### DO THIS
Copy out each line of the data that holds the word "display".

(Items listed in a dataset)
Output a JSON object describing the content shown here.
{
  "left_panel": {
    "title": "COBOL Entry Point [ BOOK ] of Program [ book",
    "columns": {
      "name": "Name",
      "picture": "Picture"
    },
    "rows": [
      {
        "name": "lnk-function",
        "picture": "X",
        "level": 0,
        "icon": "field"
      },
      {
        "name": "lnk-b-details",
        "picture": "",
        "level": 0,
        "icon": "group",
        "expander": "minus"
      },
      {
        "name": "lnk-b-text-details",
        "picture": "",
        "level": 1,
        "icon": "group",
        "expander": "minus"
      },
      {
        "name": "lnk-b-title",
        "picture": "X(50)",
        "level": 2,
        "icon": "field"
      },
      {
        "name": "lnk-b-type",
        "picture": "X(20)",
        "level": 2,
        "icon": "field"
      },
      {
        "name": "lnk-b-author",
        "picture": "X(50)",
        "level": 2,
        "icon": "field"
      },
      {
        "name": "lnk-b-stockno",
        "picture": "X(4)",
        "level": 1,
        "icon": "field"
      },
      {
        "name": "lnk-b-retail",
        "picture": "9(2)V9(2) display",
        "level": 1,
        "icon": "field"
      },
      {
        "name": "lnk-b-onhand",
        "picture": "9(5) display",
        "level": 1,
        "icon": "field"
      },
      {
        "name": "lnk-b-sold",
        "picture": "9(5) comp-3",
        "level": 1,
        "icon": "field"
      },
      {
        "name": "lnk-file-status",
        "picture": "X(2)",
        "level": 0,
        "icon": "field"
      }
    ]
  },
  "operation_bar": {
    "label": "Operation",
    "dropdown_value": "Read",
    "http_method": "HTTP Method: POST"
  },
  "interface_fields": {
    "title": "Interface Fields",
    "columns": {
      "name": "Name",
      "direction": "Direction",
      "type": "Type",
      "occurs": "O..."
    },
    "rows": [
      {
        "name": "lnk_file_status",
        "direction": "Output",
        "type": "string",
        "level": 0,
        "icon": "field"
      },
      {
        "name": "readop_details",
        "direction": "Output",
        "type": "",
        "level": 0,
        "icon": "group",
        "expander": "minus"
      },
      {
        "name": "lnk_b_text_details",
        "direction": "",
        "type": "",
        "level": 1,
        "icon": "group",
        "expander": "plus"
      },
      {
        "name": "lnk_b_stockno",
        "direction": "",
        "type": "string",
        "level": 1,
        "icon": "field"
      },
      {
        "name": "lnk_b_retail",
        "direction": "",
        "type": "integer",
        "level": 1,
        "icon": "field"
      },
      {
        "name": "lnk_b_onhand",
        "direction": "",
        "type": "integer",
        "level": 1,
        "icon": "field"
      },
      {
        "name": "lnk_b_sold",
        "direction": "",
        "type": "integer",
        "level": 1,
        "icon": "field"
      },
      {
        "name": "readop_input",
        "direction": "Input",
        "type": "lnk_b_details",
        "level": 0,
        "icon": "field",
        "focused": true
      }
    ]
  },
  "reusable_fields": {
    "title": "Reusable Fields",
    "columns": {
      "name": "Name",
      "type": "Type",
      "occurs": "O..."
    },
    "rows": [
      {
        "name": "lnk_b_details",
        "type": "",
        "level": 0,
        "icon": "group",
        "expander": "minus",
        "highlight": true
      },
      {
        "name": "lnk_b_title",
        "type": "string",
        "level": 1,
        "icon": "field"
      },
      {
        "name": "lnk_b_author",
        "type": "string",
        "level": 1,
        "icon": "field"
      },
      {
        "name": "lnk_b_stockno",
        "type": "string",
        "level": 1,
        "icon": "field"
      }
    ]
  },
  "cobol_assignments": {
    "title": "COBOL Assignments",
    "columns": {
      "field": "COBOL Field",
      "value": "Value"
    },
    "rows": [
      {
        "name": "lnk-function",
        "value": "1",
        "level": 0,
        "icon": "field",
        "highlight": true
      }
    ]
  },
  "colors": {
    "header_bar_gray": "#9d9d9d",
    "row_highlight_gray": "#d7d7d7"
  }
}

### OUTPUT OF THE TASK
        "picture": "9(2)V9(2) display",
        "picture": "9(5) display",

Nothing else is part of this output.